Canada is well known as an export-oriented country. After all, we produce a lot of oil from the oil sands and export the lion's share to our southern neighbour, making Canada one of the world's net energy exporting countries.
While our energy exports are doing very well and are even gaining market share in the U.S. despite that country's brewing energy revolution and booming shale oil and gas production, it is our non-energy exports that have been seriously lagging since the turn of the millennium.
A recent discussion paper by the Bank of Canada shows that over the past decade, the growth rate of Canadian non-energy exports has fallen below the pace suggested by its foreign activity measure. In plain English, other countries are turning less and less toward Canada as a source of imported goods, making our exports grow at a slower rate than the global import market. The bank's paper adds that "the share of U.S. non-energy imports coming from Canada has fallen by about six percentage points since 2000 to 11.4 per cent in 2013, and roughly 30 per cent of this decline has occurred since 2008. This implies that in aggregate we are losing out to other exporters in the U.S. market."
There are mainly two reasons why our non-energy exports are lagging: Our product mix is less relevant than before and Canadian businesses are lacking innovation. As Tiff Macklem, former deputy governor of the Bank of Canada, so eloquently said in a speech last October: "From 2000 to 2007, strong growth in advanced and emerging economies created strong global demand for machinery and equipment and consumer goods. This shift in the composition of global demand did not play to Canada's strengths."

**What this exercise asks**:
• a. Transcribe the part of the passage on Canadian exports starting at "Canada is well" and ending at "energy exporting countries.".
• b. Using the passage on Canadian exports, decide whether each statement agrees with it: (i) Canada's energy exports are losing market share in the U.S.; (ii) Canada supplied 11.4 percent of U.S. non-energy imports in 2013; (iii) most of the drop in Canada's share of U.S. non-energy imports has happened since 2008. Answer yes or no for each, quoting the deciding words.

(Stored items from a collection)
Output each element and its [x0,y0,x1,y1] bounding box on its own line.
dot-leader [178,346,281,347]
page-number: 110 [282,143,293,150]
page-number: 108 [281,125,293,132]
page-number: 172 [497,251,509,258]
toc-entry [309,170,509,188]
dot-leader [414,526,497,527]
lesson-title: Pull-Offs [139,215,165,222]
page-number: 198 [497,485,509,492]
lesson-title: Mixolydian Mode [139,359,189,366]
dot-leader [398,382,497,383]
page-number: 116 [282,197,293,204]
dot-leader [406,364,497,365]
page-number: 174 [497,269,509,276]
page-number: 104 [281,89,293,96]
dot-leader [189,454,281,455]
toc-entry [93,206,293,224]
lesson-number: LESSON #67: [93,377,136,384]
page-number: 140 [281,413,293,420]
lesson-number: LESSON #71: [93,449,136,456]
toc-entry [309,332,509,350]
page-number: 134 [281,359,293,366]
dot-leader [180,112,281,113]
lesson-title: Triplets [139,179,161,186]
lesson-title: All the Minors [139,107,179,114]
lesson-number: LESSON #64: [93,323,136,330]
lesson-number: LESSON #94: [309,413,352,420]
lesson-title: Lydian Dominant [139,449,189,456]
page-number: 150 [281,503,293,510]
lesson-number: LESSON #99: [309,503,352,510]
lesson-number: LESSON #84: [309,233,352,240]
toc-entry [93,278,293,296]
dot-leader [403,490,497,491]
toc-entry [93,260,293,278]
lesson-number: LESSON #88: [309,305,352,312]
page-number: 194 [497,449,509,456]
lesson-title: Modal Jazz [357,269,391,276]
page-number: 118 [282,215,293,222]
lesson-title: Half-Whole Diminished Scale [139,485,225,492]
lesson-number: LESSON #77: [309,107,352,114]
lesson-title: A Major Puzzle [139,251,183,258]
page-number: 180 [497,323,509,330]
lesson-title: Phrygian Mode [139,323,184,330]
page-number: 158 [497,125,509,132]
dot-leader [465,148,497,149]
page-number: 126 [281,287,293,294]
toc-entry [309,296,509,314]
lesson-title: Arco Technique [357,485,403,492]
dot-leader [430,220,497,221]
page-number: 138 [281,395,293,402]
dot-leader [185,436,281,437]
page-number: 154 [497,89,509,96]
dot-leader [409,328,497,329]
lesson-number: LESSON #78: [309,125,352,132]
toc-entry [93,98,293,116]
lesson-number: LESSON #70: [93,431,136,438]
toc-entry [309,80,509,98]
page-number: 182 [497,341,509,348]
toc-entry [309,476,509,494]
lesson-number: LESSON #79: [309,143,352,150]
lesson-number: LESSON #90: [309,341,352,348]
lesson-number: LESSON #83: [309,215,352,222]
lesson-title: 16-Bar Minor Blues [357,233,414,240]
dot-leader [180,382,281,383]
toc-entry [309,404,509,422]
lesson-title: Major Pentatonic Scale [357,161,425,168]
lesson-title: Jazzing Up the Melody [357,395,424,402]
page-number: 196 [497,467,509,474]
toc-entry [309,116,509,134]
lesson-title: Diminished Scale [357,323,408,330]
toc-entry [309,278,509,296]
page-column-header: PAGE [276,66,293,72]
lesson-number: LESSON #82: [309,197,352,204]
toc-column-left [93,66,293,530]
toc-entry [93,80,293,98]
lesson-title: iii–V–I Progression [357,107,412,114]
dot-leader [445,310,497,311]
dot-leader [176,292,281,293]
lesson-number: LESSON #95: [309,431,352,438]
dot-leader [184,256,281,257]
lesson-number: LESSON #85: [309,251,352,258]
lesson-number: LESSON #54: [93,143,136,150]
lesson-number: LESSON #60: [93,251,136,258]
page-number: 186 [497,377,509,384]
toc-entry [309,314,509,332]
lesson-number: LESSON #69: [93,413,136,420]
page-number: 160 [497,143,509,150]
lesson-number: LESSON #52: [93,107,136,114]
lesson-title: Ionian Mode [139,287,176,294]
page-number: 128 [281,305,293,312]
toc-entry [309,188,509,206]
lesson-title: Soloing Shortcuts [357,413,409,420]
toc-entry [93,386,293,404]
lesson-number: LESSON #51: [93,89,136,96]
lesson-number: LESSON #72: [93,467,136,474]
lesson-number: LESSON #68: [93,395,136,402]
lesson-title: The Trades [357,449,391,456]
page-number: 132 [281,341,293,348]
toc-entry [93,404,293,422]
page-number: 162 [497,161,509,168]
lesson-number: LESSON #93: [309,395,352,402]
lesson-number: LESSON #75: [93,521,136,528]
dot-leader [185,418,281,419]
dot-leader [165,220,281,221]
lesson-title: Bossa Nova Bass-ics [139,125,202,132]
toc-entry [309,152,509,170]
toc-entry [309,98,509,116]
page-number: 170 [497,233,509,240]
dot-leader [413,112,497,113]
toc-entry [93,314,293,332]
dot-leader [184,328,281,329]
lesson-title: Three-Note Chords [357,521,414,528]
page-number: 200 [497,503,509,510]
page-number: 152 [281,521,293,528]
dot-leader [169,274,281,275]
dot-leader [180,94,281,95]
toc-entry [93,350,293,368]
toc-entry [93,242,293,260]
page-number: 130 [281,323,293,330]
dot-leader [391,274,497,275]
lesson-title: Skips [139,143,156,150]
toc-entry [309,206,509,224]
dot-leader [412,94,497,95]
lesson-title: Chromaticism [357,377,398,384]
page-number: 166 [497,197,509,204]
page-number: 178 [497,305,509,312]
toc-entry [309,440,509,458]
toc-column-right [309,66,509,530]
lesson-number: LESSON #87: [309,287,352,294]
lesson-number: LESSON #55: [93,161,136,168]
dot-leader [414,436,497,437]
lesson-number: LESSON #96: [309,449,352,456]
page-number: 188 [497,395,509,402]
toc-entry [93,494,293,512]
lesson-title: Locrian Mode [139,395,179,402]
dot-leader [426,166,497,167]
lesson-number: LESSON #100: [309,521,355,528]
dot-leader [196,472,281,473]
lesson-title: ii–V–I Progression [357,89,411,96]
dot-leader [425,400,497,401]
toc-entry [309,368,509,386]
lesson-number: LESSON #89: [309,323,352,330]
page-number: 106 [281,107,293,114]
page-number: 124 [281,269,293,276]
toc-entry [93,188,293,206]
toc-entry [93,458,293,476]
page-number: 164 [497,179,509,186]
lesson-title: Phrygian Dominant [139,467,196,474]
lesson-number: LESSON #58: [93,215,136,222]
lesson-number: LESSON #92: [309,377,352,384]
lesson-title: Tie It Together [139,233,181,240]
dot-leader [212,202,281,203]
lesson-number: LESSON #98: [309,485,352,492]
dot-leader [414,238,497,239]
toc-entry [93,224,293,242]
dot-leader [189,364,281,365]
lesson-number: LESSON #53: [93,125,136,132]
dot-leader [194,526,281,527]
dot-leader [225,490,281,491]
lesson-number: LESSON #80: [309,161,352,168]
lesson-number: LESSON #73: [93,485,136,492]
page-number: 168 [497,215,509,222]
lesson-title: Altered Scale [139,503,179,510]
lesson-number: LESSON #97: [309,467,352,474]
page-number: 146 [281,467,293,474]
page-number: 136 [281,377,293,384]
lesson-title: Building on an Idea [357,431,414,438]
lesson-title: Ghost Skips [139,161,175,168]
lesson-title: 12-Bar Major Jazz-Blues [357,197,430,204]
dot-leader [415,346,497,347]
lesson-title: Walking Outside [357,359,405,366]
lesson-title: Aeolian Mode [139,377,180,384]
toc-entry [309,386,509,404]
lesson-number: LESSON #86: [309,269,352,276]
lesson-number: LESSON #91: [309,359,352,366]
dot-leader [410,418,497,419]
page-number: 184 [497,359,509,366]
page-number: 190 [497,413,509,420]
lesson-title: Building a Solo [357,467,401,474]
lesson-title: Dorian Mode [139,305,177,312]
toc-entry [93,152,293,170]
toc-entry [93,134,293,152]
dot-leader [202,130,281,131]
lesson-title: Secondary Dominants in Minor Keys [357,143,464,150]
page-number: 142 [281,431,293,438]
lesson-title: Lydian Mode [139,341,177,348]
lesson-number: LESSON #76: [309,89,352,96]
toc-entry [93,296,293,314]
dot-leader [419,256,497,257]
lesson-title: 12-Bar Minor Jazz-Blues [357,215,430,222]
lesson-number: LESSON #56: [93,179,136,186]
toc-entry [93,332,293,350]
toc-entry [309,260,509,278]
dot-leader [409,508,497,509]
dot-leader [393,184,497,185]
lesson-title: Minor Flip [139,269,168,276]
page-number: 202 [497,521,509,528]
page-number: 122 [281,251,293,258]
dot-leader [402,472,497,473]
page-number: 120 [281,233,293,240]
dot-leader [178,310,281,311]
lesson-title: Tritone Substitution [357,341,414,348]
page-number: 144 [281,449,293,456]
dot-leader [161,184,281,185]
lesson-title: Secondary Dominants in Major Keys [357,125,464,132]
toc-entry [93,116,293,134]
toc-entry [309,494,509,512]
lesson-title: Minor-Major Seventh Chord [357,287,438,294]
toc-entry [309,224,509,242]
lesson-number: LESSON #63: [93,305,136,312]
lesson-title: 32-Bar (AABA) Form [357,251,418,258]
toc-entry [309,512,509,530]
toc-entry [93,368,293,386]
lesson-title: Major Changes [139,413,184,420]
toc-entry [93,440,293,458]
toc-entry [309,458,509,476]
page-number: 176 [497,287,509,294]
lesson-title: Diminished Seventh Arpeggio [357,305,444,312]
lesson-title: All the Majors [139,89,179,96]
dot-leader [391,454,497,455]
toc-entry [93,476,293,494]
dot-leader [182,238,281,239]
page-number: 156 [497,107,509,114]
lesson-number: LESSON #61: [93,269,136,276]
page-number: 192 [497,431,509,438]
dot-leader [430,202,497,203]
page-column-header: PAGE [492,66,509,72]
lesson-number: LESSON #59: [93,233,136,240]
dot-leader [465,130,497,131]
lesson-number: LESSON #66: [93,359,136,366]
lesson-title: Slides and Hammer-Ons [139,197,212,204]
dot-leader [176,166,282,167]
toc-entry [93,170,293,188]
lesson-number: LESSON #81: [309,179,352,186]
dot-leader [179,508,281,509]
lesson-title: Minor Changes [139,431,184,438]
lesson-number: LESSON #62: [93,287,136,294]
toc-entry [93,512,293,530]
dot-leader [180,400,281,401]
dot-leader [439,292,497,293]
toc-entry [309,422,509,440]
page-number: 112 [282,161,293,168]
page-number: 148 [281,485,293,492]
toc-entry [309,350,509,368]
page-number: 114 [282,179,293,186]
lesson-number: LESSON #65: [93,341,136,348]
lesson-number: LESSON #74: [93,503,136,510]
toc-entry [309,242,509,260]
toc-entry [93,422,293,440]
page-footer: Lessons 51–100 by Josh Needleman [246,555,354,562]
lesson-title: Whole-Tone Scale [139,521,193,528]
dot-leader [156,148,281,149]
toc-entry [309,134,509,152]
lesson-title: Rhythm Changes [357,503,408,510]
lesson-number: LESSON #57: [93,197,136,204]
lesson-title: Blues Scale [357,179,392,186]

**Completed exercise**:
• a.
Canada is well known as an export-oriented country. After all, we produce a lot of oil from the oil sands and export the lion's share to our southern neighbour, making Canada one of the world's net energy exporting countries.

• b.
(i) No: "are even gaining market share in the U.S."
(ii) Yes: "to 11.4 per cent in 2013"
(iii) No: "roughly 30 per cent of this decline has occurred since 2008"